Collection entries
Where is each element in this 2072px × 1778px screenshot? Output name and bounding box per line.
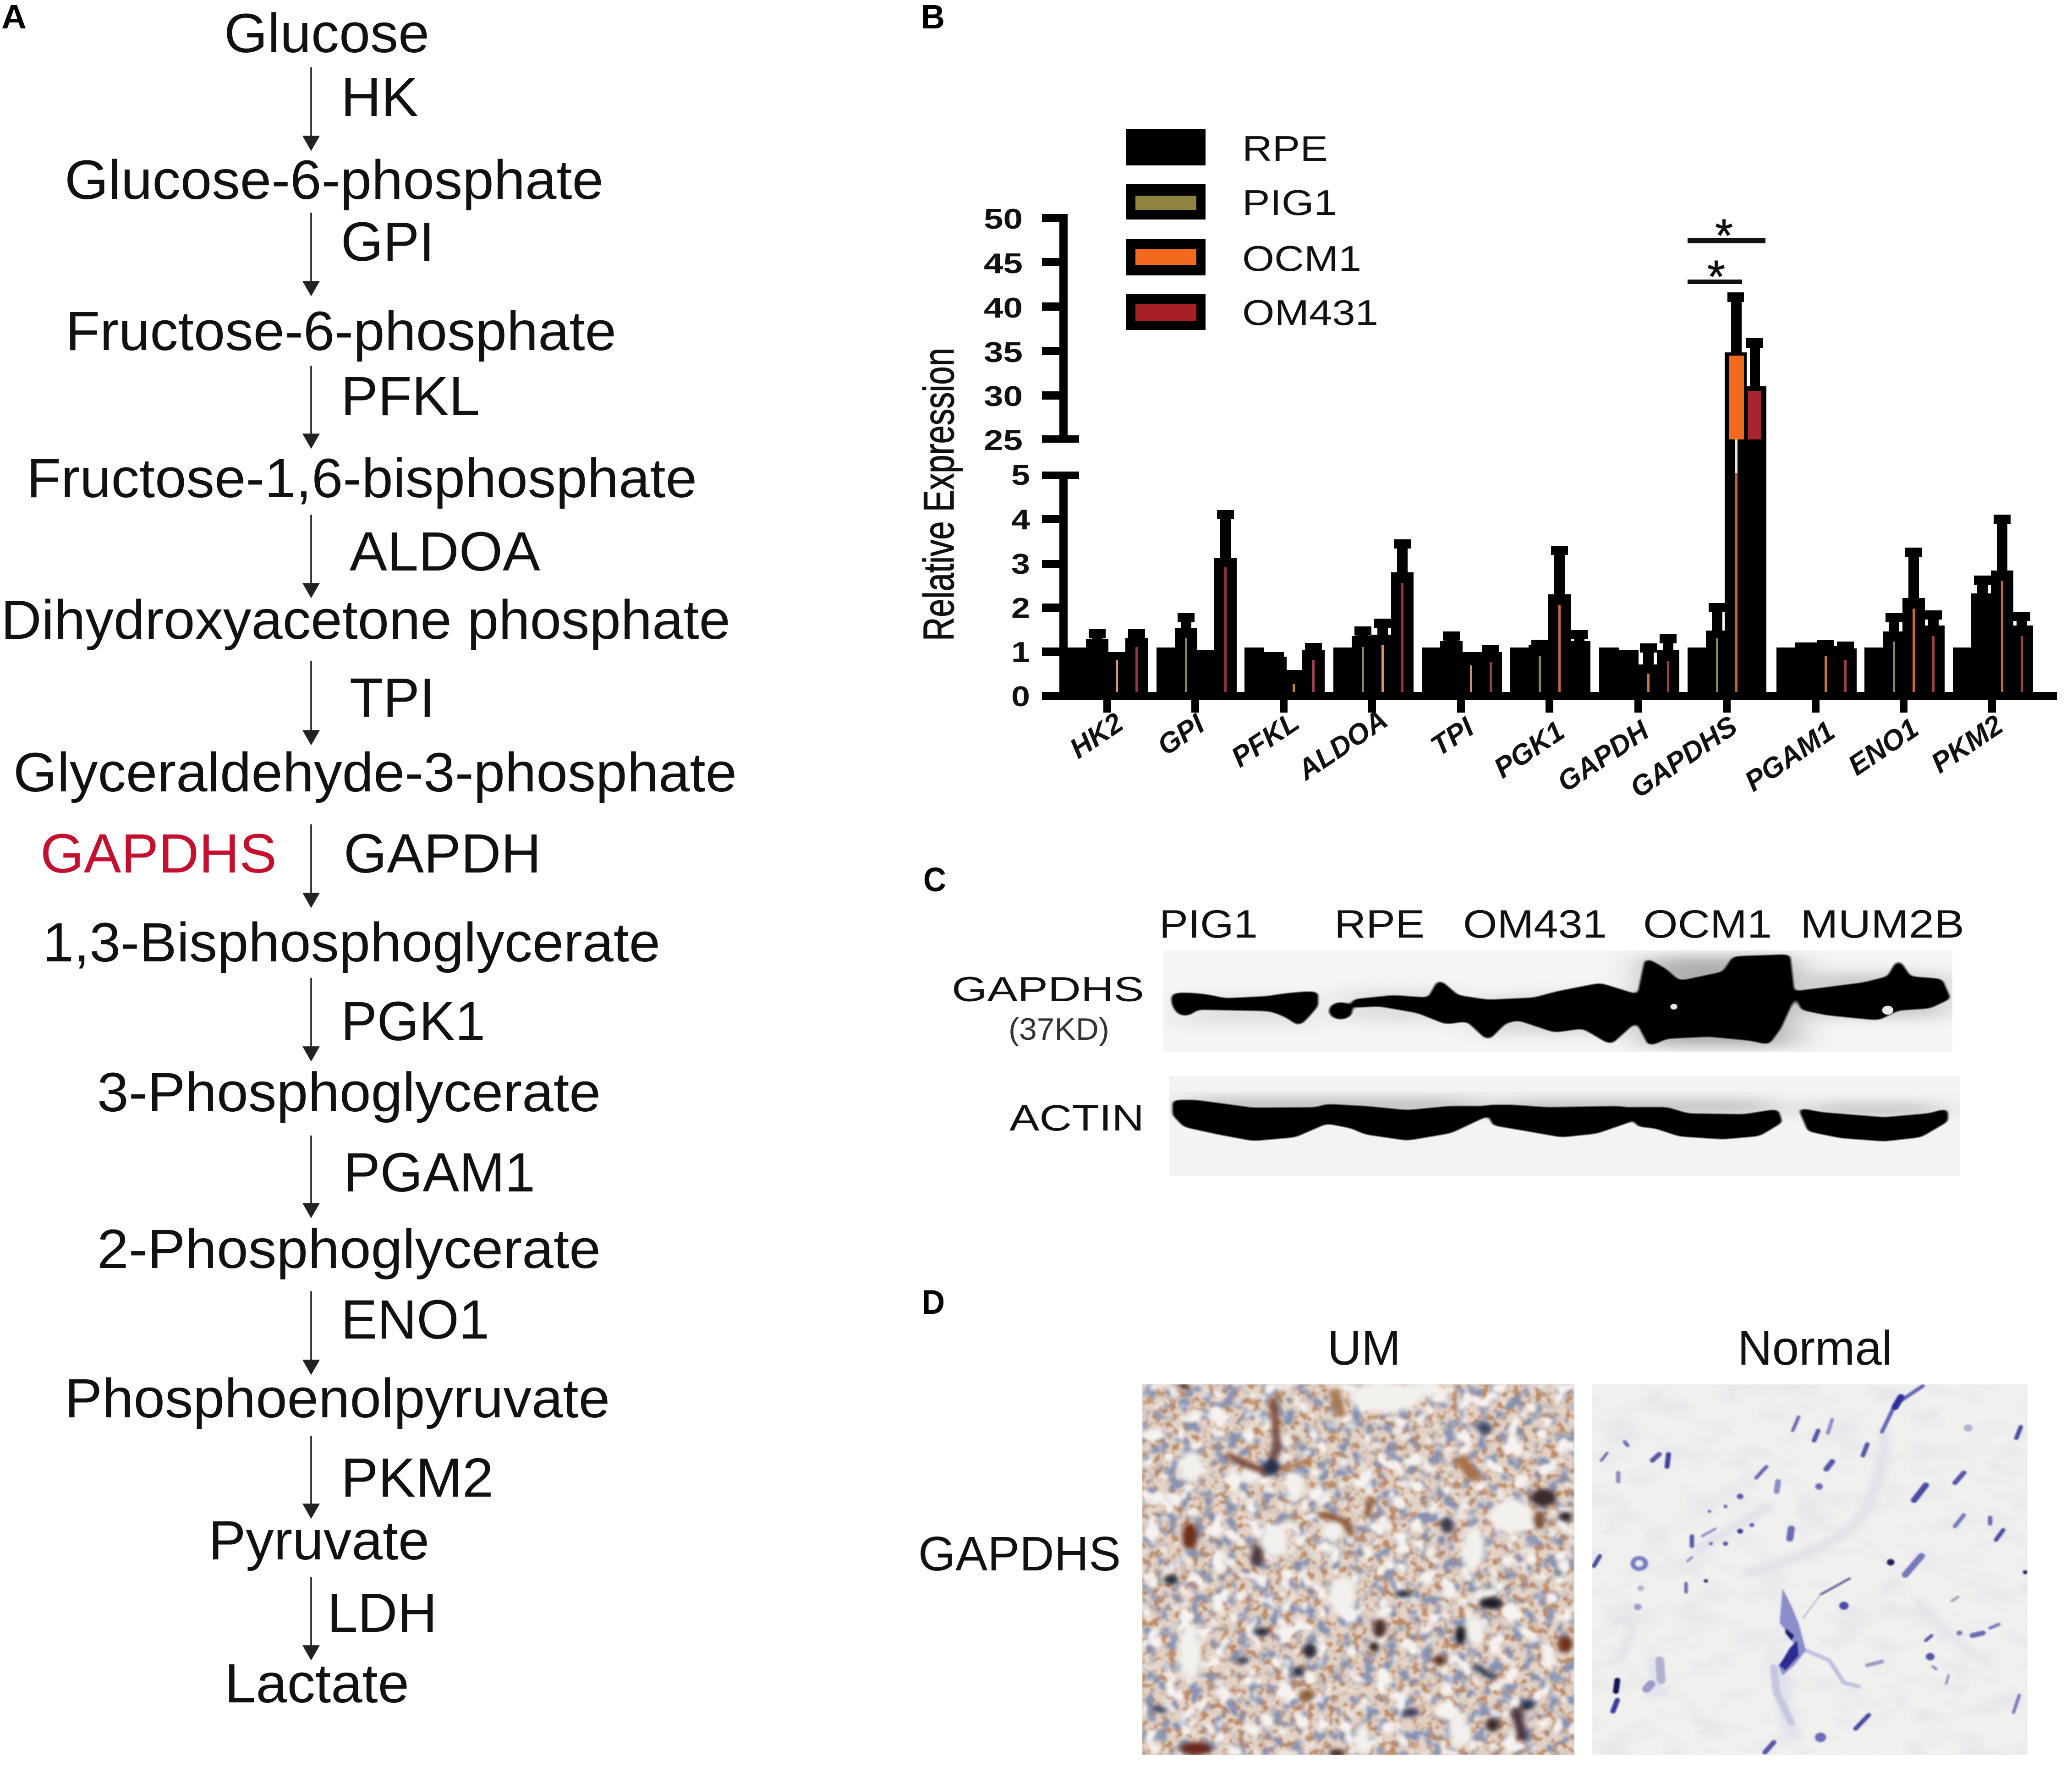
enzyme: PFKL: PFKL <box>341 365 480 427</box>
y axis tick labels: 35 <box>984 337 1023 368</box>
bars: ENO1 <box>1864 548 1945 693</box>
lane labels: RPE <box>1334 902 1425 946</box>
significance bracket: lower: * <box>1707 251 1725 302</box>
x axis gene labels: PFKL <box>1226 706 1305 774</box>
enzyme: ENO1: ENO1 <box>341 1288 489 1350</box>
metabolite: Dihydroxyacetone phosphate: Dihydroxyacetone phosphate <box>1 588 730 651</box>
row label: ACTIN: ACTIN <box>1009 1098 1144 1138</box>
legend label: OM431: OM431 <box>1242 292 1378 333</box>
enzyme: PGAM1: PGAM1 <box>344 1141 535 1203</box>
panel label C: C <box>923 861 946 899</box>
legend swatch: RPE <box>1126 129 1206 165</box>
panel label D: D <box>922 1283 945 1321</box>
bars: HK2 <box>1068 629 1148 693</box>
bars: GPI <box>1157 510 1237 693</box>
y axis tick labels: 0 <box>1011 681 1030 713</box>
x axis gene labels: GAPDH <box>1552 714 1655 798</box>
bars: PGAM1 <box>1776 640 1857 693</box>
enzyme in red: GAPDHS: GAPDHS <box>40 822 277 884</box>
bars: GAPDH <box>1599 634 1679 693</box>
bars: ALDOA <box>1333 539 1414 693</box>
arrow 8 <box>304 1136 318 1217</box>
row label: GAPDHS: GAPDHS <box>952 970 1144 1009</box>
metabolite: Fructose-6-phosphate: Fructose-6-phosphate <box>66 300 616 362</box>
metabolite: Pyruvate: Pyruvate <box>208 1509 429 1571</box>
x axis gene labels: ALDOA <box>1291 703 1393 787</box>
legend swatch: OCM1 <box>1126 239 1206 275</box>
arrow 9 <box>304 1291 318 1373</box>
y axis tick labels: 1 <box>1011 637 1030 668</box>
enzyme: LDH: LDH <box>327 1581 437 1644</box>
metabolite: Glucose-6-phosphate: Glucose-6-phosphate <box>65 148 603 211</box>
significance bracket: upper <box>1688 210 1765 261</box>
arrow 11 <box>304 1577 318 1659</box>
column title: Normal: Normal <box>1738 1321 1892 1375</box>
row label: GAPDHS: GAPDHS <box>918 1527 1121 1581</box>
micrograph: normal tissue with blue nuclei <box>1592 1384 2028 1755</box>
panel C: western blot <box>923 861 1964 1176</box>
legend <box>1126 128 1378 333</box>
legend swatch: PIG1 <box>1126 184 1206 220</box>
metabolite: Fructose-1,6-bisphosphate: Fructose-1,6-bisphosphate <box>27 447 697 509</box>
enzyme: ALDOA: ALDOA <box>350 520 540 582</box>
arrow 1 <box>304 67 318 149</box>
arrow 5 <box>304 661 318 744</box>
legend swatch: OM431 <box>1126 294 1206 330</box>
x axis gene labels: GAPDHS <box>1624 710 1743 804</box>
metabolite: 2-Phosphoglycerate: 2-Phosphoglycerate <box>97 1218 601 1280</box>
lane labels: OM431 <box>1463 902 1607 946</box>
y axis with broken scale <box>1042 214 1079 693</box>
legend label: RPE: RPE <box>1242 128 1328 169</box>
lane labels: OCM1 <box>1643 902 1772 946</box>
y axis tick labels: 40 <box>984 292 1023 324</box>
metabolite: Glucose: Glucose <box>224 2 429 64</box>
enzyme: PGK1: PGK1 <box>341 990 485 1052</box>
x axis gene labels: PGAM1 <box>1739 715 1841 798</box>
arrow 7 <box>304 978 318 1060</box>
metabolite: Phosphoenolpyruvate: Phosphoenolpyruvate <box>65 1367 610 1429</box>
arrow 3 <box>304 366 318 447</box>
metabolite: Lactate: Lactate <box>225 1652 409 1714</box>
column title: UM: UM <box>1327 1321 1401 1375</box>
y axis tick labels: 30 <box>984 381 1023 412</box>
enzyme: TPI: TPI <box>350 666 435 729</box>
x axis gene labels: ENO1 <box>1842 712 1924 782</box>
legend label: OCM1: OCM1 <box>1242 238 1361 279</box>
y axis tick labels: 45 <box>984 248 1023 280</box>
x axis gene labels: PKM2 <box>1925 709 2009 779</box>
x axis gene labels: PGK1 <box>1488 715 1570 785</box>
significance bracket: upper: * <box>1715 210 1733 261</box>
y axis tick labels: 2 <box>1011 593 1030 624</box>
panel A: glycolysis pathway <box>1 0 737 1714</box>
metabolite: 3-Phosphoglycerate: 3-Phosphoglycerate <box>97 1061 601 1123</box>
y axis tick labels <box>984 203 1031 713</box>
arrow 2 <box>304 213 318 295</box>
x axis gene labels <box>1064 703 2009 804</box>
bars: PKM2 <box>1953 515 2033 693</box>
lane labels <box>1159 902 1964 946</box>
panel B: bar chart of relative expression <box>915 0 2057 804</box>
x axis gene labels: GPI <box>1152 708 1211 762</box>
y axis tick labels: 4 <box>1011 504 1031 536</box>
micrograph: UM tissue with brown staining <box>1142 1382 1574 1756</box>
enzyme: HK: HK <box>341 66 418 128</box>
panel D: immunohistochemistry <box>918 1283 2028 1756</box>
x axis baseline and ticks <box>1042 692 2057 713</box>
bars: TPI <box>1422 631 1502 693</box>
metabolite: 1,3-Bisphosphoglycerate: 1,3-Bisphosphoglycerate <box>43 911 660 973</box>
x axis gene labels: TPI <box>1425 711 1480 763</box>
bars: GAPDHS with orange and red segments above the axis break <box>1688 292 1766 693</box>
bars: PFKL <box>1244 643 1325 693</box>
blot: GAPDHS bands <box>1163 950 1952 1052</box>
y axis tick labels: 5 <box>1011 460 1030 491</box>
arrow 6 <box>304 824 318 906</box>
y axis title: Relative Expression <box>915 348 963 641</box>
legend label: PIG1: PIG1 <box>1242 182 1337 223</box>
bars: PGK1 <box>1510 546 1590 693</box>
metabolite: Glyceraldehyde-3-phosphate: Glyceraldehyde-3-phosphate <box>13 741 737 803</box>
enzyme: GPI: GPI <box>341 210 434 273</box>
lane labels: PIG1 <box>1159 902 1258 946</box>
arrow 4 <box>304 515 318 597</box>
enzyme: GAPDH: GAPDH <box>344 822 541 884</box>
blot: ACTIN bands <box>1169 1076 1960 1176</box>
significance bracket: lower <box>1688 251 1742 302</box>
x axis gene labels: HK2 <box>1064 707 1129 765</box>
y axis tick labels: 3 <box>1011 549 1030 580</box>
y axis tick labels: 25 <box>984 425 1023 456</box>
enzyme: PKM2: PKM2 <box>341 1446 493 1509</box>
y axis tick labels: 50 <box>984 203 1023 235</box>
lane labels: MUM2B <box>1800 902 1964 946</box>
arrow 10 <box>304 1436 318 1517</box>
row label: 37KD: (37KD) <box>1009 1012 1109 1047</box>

...

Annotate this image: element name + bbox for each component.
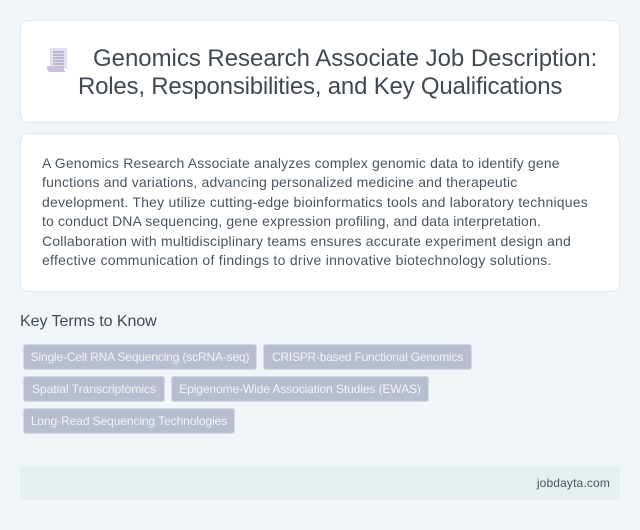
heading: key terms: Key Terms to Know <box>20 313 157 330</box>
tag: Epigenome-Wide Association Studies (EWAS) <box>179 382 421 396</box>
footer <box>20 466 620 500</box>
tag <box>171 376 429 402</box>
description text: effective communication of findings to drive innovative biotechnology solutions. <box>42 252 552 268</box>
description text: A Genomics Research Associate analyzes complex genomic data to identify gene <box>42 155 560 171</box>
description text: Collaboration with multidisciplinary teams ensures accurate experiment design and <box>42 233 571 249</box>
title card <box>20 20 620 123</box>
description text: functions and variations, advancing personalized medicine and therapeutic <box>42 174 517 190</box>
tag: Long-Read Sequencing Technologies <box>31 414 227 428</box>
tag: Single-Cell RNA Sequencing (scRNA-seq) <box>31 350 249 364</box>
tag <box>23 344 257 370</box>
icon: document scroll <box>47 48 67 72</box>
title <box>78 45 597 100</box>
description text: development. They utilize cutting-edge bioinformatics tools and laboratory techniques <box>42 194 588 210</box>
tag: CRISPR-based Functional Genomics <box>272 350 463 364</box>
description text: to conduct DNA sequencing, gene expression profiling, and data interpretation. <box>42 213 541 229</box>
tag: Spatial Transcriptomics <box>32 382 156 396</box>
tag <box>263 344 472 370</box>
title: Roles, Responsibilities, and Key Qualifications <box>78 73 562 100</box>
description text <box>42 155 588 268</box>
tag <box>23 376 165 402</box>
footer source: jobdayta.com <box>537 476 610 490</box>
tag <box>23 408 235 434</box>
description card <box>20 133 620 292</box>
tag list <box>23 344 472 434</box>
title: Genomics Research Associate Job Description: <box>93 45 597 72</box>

▸ WHAT IS REQUIRED
If a line of the data holds the string "Associate", list it.

▸ WRITTEN RESPONSE
description text: A Genomics Research Associate analyzes complex genomic data to identify gene <box>42 155 560 171</box>
title: Genomics Research Associate Job Description: <box>93 45 597 72</box>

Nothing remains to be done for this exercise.